Occasionally you may find the 3D cursor is not visible within the 3D viewport, and there are a couple of reasons as to why it this could be the case.
The first reason is that you have moved the 3D cursor somewhere that is not visible within the current field of view, and so you may be required to orbit, pan, or zoom your view to locate it.
Go back to your location values of the 3D cursor in your viewports side panel and check to see if the values differ from the world origin. You can reset them back to 0,0,0 to move your cursor back to the center.
If that does not work then you will likely have hidden your 3D cursor from the overlays menu by accident.
To bring your cursor back into view, first, open the viewport overlays menu in the header of the 3D viewport.
Under guides, you will have the ability to turn on visibility for the 3D cursor if it is currently unticked. So enable this option to view your 3D cursor again.
If the cursor is still not visible and the rest of your guides, like the grid and origin, are also invisible, then click on the button next to the viewport overlays menu to enable your overlays. It should be highlighted blue when active.
Centering Your View Around The 3D Cursor?
Another way to use the 3D cursor is to have it as the focal point of your view, so that when you orbit, pan, and zoom in Blender you are doing so with the cursor as your ‘view’ origin, instead of the center of the world origin.

=-=-=

▸ Given task 1:
According to the text on the Blender 3D cursor, what color is the button that enables overlays when it is active?
▸ Given task 2:
In the records, take everything from the line containing "legend-label: Tg <box>425 272 437 289</box>" down to the line containing "point <box>558 36 567 45</box>", and write those lines alone with "legend-label" swapped for "legend-text" and nothing else changed.

▸ Data extract:
=-=-=

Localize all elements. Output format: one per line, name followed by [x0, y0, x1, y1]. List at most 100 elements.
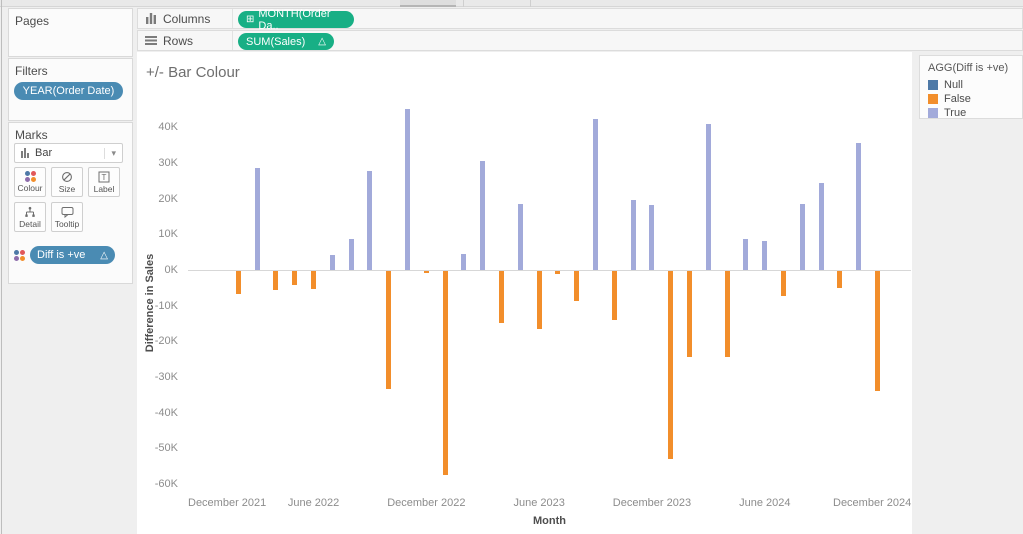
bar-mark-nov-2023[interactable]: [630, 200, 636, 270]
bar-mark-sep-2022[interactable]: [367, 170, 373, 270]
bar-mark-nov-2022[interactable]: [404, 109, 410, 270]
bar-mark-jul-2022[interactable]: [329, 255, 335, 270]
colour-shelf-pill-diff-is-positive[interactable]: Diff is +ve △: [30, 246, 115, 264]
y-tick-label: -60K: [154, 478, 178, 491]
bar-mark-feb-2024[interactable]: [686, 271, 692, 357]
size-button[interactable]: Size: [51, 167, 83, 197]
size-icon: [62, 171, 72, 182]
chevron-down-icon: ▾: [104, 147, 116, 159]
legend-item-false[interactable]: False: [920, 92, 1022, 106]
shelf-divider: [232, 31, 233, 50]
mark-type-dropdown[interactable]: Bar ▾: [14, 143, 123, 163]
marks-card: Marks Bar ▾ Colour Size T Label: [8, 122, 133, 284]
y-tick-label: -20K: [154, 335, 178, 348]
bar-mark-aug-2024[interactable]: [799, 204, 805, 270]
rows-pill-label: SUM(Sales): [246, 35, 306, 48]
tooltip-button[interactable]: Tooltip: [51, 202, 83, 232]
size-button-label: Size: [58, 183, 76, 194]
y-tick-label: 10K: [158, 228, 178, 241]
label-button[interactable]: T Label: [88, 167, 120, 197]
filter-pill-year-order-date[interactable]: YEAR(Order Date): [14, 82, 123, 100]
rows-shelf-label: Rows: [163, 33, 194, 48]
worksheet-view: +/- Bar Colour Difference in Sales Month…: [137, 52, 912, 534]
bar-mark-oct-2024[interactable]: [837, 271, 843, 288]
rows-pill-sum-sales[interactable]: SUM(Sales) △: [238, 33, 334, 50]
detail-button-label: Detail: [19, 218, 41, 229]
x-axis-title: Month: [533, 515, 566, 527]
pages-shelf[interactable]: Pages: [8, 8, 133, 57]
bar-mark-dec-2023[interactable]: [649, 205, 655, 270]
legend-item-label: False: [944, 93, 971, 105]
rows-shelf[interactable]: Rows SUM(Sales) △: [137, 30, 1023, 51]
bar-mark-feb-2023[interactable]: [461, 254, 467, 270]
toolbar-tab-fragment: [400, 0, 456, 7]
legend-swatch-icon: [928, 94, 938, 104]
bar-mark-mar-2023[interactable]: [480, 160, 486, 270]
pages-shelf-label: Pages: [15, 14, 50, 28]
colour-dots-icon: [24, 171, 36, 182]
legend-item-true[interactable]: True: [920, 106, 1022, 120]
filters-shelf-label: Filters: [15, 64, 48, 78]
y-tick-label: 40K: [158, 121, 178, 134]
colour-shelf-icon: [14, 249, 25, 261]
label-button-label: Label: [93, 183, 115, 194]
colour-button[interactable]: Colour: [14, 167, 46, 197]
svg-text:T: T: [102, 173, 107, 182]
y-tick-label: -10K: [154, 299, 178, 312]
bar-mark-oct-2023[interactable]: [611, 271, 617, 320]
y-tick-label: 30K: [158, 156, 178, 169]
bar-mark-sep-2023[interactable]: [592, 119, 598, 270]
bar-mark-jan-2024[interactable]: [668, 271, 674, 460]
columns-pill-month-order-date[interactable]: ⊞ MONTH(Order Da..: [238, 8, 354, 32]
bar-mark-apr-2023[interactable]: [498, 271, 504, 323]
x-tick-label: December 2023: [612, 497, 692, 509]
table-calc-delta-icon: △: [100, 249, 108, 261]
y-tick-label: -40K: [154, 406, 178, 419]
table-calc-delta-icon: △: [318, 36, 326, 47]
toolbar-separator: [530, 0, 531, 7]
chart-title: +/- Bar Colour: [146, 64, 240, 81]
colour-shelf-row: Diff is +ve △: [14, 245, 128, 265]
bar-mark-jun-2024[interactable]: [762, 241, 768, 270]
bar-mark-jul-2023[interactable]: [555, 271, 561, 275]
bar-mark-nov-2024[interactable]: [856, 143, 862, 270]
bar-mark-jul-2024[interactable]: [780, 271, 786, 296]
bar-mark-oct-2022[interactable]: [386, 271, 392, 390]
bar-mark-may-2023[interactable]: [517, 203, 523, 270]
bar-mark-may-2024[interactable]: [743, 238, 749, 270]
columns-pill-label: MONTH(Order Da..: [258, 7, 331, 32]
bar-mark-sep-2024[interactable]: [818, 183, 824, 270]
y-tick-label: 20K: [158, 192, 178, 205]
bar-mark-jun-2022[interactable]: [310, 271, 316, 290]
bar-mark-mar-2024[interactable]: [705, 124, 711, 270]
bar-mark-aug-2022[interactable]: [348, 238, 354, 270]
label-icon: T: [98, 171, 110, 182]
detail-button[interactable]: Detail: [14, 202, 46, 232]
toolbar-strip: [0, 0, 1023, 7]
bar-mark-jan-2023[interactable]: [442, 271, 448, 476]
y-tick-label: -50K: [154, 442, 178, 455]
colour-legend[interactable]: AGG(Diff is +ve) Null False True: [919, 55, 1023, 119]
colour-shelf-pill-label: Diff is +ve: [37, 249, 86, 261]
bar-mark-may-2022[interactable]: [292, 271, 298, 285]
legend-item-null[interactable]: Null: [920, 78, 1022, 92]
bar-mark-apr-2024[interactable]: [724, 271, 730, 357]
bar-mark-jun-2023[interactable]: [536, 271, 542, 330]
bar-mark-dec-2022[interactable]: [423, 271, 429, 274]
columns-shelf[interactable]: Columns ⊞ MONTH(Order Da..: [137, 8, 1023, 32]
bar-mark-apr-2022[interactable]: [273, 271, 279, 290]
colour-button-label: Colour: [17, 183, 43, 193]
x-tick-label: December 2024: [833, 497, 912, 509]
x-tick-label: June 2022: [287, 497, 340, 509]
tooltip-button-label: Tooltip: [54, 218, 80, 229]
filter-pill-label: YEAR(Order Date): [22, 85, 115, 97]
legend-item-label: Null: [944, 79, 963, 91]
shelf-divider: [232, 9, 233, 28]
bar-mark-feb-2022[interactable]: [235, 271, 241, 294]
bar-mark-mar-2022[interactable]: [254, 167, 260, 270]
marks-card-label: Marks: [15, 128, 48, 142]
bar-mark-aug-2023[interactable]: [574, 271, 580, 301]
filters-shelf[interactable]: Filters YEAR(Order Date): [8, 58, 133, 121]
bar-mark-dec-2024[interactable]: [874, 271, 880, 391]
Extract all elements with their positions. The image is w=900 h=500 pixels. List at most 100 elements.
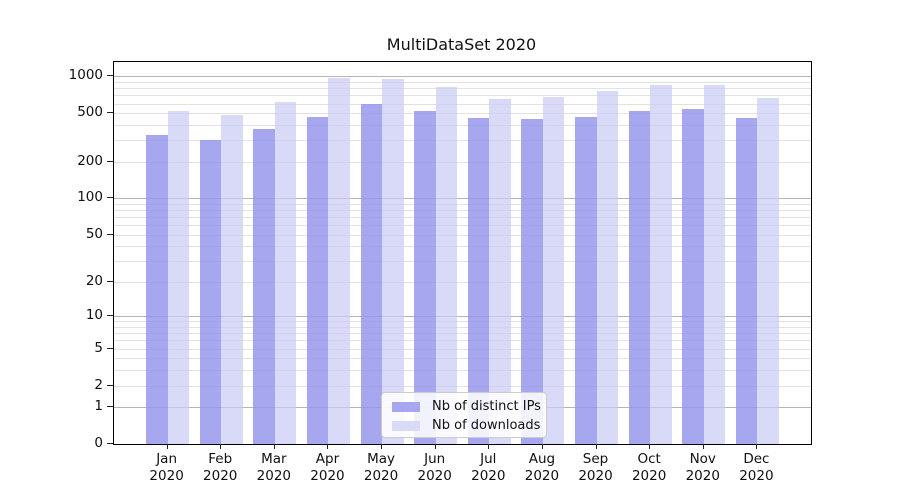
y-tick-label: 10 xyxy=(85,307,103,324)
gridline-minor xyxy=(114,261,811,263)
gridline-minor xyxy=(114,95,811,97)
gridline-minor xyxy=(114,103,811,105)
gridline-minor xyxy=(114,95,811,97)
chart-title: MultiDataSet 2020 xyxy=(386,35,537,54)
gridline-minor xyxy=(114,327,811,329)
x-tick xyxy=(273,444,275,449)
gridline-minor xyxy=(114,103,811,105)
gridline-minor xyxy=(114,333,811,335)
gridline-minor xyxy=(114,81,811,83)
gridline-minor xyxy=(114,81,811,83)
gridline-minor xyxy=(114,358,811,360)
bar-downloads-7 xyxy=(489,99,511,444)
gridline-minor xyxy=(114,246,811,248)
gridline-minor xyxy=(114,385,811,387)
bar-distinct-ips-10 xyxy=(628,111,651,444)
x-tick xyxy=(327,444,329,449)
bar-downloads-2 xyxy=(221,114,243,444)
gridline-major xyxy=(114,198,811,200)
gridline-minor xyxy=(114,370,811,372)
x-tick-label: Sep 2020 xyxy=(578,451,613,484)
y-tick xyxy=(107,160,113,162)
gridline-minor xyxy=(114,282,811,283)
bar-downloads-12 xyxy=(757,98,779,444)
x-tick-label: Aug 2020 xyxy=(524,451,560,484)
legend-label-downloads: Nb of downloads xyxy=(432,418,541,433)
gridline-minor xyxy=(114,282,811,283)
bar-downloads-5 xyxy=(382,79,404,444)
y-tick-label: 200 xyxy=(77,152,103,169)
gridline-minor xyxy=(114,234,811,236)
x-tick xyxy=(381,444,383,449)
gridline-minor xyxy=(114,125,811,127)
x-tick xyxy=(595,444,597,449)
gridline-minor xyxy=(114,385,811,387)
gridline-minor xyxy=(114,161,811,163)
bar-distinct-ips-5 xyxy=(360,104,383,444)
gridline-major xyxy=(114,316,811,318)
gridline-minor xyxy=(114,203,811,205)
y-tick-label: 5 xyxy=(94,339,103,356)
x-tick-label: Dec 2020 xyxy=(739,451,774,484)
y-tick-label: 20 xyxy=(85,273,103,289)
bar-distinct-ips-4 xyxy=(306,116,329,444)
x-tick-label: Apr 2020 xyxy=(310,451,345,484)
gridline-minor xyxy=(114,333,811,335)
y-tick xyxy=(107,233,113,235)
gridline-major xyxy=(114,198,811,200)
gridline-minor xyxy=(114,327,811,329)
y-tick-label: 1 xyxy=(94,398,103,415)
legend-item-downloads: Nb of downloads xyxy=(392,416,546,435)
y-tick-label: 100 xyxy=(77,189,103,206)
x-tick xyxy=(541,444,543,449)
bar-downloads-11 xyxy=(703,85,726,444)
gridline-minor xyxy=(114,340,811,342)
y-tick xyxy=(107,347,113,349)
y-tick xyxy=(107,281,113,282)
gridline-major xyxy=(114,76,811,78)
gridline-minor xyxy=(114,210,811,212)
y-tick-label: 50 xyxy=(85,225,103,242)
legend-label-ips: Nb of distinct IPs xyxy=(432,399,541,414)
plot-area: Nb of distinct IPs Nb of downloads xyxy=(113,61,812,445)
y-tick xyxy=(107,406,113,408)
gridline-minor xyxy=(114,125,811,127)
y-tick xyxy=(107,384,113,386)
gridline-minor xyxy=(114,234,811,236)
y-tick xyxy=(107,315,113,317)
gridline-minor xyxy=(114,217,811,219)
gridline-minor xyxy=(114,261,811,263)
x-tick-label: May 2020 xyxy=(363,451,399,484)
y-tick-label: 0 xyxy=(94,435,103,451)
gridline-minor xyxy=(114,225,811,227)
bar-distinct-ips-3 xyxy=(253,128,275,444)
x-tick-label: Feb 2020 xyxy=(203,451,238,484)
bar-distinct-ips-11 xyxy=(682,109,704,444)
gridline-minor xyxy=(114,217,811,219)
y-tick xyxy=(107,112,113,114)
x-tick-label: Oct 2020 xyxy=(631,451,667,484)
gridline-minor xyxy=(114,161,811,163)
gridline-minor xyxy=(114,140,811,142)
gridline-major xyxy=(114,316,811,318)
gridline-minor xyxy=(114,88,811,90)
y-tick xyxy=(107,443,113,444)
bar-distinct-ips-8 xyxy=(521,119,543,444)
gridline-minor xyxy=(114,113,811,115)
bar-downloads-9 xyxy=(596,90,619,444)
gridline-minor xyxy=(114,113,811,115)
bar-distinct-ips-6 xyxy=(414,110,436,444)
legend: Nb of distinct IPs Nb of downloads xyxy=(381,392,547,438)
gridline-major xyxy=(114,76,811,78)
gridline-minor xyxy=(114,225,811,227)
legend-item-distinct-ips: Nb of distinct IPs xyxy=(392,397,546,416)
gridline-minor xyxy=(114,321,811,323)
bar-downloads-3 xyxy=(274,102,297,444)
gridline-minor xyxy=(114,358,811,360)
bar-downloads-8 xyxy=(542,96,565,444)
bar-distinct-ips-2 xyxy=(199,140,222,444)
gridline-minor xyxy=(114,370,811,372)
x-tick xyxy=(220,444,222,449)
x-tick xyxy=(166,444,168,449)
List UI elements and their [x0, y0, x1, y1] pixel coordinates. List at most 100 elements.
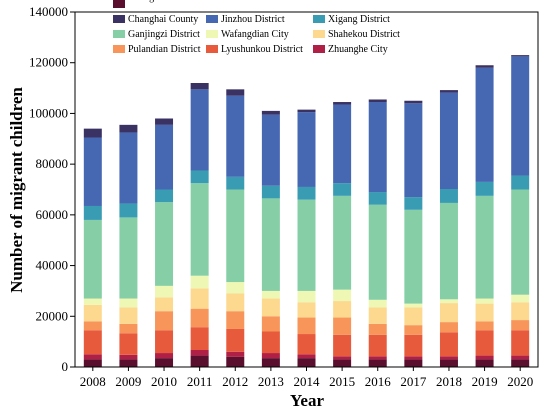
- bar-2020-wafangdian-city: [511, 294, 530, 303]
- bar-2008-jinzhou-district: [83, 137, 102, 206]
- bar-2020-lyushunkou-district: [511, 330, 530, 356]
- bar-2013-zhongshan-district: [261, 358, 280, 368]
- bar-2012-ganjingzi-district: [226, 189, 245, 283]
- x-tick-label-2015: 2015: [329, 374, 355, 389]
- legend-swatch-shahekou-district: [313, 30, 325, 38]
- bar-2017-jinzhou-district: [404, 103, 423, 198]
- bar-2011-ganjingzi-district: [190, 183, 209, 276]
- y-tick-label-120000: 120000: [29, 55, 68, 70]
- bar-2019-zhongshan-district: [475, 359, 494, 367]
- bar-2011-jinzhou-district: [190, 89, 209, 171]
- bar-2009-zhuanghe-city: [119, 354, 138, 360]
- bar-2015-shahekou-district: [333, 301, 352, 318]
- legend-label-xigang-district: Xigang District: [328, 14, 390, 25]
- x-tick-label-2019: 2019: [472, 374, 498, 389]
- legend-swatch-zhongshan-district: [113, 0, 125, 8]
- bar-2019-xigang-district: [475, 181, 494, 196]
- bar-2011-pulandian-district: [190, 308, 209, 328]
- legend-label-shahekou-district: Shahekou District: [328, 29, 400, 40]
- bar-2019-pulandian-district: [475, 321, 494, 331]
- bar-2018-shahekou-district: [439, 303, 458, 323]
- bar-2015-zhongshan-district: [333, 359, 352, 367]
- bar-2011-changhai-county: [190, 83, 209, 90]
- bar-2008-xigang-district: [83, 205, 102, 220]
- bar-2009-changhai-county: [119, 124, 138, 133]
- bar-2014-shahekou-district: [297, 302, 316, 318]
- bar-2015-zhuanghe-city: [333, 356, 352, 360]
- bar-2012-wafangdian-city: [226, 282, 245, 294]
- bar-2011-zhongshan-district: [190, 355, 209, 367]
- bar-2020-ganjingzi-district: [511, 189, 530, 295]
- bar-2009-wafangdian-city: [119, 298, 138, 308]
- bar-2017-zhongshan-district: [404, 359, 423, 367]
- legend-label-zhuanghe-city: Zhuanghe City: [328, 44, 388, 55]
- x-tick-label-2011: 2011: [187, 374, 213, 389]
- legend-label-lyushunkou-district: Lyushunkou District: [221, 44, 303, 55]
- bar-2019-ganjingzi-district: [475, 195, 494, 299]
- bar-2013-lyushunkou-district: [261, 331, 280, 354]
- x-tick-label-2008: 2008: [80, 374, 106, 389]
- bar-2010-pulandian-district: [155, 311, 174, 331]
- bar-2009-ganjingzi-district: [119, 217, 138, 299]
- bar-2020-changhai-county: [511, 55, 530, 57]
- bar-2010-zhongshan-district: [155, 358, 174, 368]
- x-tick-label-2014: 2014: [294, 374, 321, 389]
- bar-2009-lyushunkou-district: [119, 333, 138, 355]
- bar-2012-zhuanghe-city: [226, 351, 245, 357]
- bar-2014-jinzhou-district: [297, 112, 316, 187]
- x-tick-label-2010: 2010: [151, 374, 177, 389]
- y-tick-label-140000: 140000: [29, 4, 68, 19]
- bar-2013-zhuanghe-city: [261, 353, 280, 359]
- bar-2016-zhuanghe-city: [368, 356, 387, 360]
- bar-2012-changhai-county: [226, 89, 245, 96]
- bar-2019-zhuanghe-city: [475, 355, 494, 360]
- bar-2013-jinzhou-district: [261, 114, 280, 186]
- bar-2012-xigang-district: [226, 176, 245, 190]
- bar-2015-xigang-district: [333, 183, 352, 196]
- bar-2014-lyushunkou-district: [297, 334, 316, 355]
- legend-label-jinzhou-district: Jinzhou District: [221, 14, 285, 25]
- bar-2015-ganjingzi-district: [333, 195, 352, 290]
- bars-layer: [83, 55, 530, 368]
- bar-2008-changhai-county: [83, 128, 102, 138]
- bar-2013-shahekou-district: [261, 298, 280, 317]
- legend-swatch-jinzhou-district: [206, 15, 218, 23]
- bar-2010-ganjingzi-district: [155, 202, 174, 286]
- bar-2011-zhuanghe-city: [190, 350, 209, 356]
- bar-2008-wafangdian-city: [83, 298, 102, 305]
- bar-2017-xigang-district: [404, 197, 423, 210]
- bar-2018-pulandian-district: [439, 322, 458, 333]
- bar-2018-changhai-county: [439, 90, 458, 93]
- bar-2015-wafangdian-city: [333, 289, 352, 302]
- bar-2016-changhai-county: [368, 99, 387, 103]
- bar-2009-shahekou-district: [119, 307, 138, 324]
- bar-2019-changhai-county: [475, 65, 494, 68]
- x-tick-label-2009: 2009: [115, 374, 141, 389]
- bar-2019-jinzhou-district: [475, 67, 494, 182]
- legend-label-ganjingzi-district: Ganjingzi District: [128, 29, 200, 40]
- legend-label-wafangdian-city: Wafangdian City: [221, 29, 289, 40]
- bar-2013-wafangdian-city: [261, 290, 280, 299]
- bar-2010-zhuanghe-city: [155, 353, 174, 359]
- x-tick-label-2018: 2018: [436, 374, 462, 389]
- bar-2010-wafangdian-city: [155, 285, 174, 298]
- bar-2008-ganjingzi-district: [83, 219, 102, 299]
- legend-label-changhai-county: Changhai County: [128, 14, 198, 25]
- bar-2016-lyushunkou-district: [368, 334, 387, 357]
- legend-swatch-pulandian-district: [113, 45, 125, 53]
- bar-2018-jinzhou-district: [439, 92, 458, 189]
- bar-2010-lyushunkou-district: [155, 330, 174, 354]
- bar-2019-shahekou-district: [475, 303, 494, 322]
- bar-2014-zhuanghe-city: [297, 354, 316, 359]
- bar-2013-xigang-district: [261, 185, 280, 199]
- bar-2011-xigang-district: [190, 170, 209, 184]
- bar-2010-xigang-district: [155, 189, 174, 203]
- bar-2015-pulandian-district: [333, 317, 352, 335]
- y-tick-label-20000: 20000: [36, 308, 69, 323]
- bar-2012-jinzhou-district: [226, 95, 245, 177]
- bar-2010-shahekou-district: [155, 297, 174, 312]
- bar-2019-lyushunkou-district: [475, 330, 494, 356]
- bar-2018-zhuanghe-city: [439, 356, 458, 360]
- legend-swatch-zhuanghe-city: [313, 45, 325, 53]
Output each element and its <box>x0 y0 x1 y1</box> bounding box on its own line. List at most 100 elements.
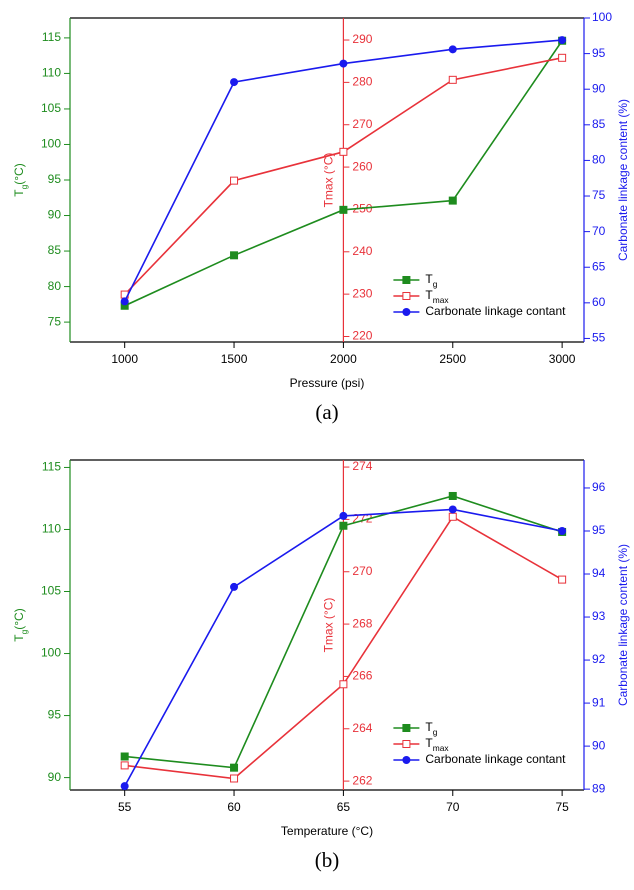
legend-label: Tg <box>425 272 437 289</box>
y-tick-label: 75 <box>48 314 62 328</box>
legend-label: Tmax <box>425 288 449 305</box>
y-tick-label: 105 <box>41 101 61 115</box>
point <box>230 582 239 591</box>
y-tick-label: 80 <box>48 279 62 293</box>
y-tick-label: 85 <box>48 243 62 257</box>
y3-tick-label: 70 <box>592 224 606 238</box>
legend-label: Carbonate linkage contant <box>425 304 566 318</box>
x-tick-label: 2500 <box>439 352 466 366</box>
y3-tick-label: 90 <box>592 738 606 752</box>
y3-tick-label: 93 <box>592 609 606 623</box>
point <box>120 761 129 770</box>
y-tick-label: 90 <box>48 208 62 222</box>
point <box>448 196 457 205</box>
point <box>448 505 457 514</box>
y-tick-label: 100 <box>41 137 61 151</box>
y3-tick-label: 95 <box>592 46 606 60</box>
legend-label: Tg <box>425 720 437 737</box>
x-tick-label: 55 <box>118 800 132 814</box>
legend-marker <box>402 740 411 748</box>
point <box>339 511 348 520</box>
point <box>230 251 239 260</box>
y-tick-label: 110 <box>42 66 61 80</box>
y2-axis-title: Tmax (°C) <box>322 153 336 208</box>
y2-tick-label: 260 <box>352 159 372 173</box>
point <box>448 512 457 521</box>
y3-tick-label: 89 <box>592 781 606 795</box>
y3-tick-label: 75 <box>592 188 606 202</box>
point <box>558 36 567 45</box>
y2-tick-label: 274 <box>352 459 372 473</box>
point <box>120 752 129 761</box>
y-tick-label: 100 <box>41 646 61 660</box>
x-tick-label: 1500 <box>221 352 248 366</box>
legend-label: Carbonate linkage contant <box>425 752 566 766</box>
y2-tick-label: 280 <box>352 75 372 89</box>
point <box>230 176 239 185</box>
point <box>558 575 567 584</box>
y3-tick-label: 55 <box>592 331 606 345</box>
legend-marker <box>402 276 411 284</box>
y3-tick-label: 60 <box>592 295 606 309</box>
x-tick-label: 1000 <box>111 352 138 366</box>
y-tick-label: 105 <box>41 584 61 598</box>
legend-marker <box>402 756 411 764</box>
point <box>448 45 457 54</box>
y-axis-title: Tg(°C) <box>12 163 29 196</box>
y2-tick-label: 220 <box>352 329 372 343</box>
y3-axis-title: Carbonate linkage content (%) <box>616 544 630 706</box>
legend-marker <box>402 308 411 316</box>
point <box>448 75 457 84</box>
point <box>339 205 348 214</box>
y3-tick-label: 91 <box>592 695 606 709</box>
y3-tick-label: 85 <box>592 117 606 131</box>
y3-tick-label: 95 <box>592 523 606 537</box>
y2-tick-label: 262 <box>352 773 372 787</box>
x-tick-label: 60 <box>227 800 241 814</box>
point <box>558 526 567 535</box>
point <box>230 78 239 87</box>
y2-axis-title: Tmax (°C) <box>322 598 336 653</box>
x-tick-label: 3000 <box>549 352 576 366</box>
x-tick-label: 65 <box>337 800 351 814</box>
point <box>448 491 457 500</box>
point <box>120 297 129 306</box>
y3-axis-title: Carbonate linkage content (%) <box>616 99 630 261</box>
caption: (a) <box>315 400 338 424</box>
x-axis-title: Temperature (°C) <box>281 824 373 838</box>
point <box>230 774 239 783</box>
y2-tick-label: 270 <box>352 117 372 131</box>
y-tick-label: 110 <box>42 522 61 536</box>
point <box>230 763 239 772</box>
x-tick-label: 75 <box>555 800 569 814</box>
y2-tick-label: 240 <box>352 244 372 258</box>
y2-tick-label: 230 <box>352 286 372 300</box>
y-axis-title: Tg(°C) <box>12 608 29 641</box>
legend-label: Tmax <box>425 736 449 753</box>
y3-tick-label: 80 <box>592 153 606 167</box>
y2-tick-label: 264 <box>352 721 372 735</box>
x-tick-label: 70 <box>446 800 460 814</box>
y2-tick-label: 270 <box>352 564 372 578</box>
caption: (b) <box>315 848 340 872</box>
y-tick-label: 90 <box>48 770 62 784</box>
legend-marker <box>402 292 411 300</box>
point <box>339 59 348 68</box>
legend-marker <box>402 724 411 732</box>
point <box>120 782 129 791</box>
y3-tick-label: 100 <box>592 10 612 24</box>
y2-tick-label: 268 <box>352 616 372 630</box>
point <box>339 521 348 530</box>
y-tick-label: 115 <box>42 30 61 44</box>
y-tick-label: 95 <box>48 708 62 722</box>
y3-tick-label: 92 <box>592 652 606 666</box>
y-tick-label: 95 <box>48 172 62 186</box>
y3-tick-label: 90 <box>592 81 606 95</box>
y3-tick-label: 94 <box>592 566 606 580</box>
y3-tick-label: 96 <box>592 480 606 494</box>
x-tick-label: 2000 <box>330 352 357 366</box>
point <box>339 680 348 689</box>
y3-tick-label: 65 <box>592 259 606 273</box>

=-=-=

▸ Right answer 1:
Blue.

▸ Right answer 2:
legend-text: Tg <box>425 272 437 289</box>
y-tick-label: 75 <box>48 314 62 328</box>
legend-text: Tmax <box>425 288 449 305</box>
y-tick-label: 105 <box>41 101 61 115</box>
point <box>230 582 239 591</box>
y-tick-label: 80 <box>48 279 62 293</box>
y-tick-label: 85 <box>48 243 62 257</box>
y3-tick-label: 70 <box>592 224 606 238</box>
legend-text: Carbonate linkage contant <box>425 304 566 318</box>
x-tick-label: 2500 <box>439 352 466 366</box>
y3-tick-label: 90 <box>592 738 606 752</box>
y3-tick-label: 93 <box>592 609 606 623</box>
point <box>120 761 129 770</box>
y-tick-label: 90 <box>48 208 62 222</box>
point <box>448 196 457 205</box>
point <box>448 505 457 514</box>
y-tick-label: 100 <box>41 137 61 151</box>
y3-tick-label: 95 <box>592 46 606 60</box>
legend-text: Tg <box>425 720 437 737</box>
x-tick-label: 55 <box>118 800 132 814</box>
legend-marker <box>402 740 411 748</box>
point <box>339 511 348 520</box>
point <box>230 251 239 260</box>
y-tick-label: 110 <box>42 66 61 80</box>
y2-axis-title: Tmax (°C) <box>322 153 336 208</box>
y2-tick-label: 260 <box>352 159 372 173</box>
point <box>448 512 457 521</box>
y3-tick-label: 89 <box>592 781 606 795</box>
y3-tick-label: 75 <box>592 188 606 202</box>
point <box>558 36 567 45</box>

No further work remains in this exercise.